▶ [Aim of the exercise]: Transcribe each line exactly.

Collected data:
^^^^
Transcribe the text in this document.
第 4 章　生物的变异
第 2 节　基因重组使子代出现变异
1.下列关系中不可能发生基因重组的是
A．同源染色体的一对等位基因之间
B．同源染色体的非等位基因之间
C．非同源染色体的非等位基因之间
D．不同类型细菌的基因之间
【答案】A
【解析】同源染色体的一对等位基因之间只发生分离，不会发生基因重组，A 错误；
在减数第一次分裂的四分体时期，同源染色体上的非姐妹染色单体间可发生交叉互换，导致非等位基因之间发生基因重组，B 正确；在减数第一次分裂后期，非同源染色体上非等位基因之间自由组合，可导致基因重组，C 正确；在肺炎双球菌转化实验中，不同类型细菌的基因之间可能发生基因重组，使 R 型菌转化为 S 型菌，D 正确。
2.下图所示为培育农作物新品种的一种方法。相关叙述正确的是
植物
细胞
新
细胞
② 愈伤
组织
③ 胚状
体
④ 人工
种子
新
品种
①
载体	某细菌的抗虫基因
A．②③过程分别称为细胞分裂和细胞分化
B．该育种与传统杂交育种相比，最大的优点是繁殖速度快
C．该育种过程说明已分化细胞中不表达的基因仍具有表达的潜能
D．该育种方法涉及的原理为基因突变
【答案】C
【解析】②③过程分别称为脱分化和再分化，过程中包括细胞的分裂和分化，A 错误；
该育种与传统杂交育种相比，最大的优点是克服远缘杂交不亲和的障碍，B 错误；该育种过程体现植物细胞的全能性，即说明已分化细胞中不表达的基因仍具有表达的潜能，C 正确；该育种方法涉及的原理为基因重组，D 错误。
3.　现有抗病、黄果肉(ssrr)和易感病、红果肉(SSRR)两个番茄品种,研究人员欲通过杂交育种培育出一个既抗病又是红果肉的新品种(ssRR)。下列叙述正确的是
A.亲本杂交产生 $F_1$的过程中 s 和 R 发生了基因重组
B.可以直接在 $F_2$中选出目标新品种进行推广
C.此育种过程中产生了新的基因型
^^^^
▶ [Full response]:
Transcribe the text in this document.
第 4 章　生物的变异
第 2 节　基因重组使子代出现变异
1.下列关系中不可能发生基因重组的是
A．同源染色体的一对等位基因之间
B．同源染色体的非等位基因之间
C．非同源染色体的非等位基因之间
D．不同类型细菌的基因之间
【答案】A
【解析】同源染色体的一对等位基因之间只发生分离，不会发生基因重组，A 错误；
在减数第一次分裂的四分体时期，同源染色体上的非姐妹染色单体间可发生交叉互换，导致非等位基因之间发生基因重组，B 正确；在减数第一次分裂后期，非同源染色体上非等位基因之间自由组合，可导致基因重组，C 正确；在肺炎双球菌转化实验中，不同类型细菌的基因之间可能发生基因重组，使 R 型菌转化为 S 型菌，D 正确。
2.下图所示为培育农作物新品种的一种方法。相关叙述正确的是
植物
细胞
新
细胞
② 愈伤
组织
③ 胚状
体
④ 人工
种子
新
品种
①
载体	某细菌的抗虫基因
A．②③过程分别称为细胞分裂和细胞分化
B．该育种与传统杂交育种相比，最大的优点是繁殖速度快
C．该育种过程说明已分化细胞中不表达的基因仍具有表达的潜能
D．该育种方法涉及的原理为基因突变
【答案】C
【解析】②③过程分别称为脱分化和再分化，过程中包括细胞的分裂和分化，A 错误；
该育种与传统杂交育种相比，最大的优点是克服远缘杂交不亲和的障碍，B 错误；该育种过程体现植物细胞的全能性，即说明已分化细胞中不表达的基因仍具有表达的潜能，C 正确；该育种方法涉及的原理为基因重组，D 错误。
3.　现有抗病、黄果肉(ssrr)和易感病、红果肉(SSRR)两个番茄品种,研究人员欲通过杂交育种培育出一个既抗病又是红果肉的新品种(ssRR)。下列叙述正确的是
A.亲本杂交产生 $F_1$的过程中 s 和 R 发生了基因重组
B.可以直接在 $F_2$中选出目标新品种进行推广
C.此育种过程中产生了新的基因型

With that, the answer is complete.